Given problem - Within the records below, find each line that holds the string "JSON", then copy it.

====== Data for the task ======

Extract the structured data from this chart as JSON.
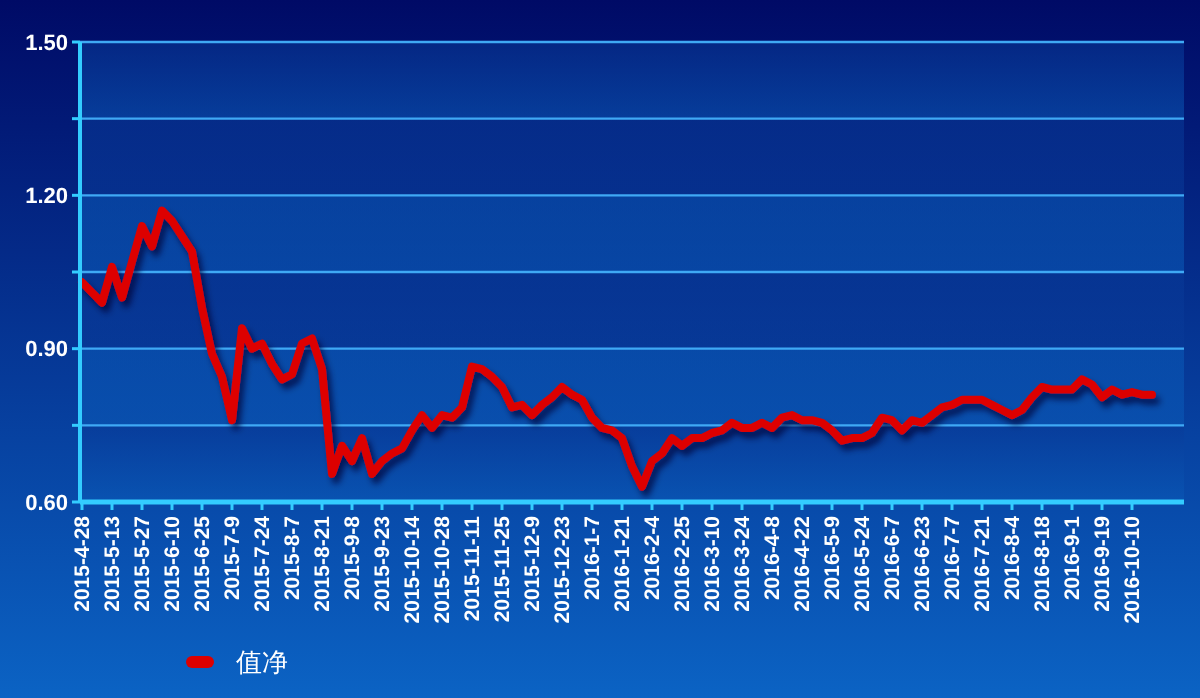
{
  "chart_data": {
    "type": "line",
    "categories": [
      "2015-4-28",
      null,
      null,
      "2015-5-13",
      null,
      null,
      "2015-5-27",
      null,
      null,
      "2015-6-10",
      null,
      null,
      "2015-6-25",
      null,
      null,
      "2015-7-9",
      null,
      null,
      "2015-7-24",
      null,
      null,
      "2015-8-7",
      null,
      null,
      "2015-8-21",
      null,
      null,
      "2015-9-8",
      null,
      null,
      "2015-9-23",
      null,
      null,
      "2015-10-14",
      null,
      null,
      "2015-10-28",
      null,
      null,
      "2015-11-11",
      null,
      null,
      "2015-11-25",
      null,
      null,
      "2015-12-9",
      null,
      null,
      "2015-12-23",
      null,
      null,
      "2016-1-7",
      null,
      null,
      "2016-1-21",
      null,
      null,
      "2016-2-4",
      null,
      null,
      "2016-2-25",
      null,
      null,
      "2016-3-10",
      null,
      null,
      "2016-3-24",
      null,
      null,
      "2016-4-8",
      null,
      null,
      "2016-4-22",
      null,
      null,
      "2016-5-9",
      null,
      null,
      "2016-5-24",
      null,
      null,
      "2016-6-7",
      null,
      null,
      "2016-6-23",
      null,
      null,
      "2016-7-7",
      null,
      null,
      "2016-7-21",
      null,
      null,
      "2016-8-4",
      null,
      null,
      "2016-8-18",
      null,
      null,
      "2016-9-1",
      null,
      null,
      "2016-9-19",
      null,
      null,
      "2016-10-10",
      null,
      null,
      null
    ],
    "series": [
      {
        "name": "值净",
        "color": "#dd0000",
        "values": [
          1.03,
          1.01,
          0.99,
          1.06,
          1.0,
          1.07,
          1.14,
          1.1,
          1.17,
          1.15,
          1.12,
          1.09,
          0.98,
          0.89,
          0.845,
          0.76,
          0.94,
          0.9,
          0.91,
          0.87,
          0.84,
          0.85,
          0.91,
          0.92,
          0.86,
          0.655,
          0.71,
          0.68,
          0.725,
          0.655,
          0.68,
          0.695,
          0.705,
          0.74,
          0.77,
          0.745,
          0.77,
          0.765,
          0.785,
          0.865,
          0.86,
          0.845,
          0.825,
          0.785,
          0.79,
          0.77,
          0.79,
          0.805,
          0.825,
          0.81,
          0.8,
          0.765,
          0.745,
          0.74,
          0.725,
          0.67,
          0.63,
          0.68,
          0.695,
          0.725,
          0.71,
          0.725,
          0.725,
          0.735,
          0.74,
          0.755,
          0.745,
          0.745,
          0.755,
          0.745,
          0.765,
          0.77,
          0.76,
          0.76,
          0.755,
          0.74,
          0.72,
          0.725,
          0.725,
          0.735,
          0.765,
          0.76,
          0.74,
          0.76,
          0.755,
          0.77,
          0.785,
          0.79,
          0.8,
          0.8,
          0.8,
          0.79,
          0.78,
          0.77,
          0.78,
          0.805,
          0.825,
          0.82,
          0.82,
          0.82,
          0.84,
          0.83,
          0.805,
          0.82,
          0.81,
          0.815,
          0.81,
          0.81,
          null
        ]
      }
    ],
    "ylim": [
      0.6,
      1.5
    ],
    "yticks": [
      {
        "value": 0.6,
        "label": "0.60"
      },
      {
        "value": 0.75,
        "label": null
      },
      {
        "value": 0.9,
        "label": "0.90"
      },
      {
        "value": 1.05,
        "label": null
      },
      {
        "value": 1.2,
        "label": "1.20"
      },
      {
        "value": 1.35,
        "label": null
      },
      {
        "value": 1.5,
        "label": "1.50"
      }
    ],
    "grid": "y",
    "legend": "bottom left",
    "line_style": "solid",
    "marker": "none"
  }
}
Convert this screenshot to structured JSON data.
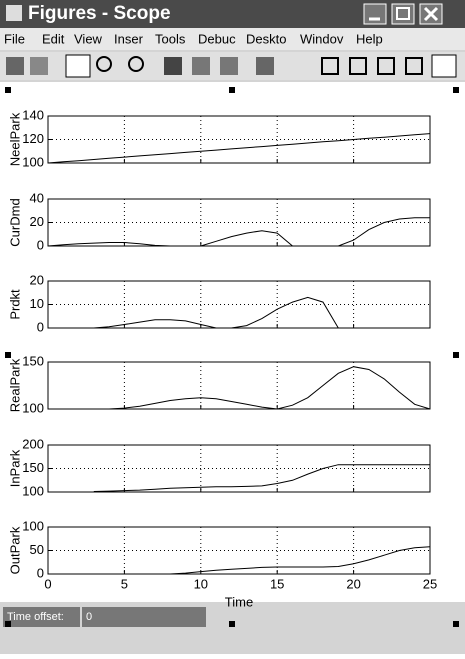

======

Worked solution -
Extract the structured data from this chart as JSON.
Convert this screenshot to structured JSON data.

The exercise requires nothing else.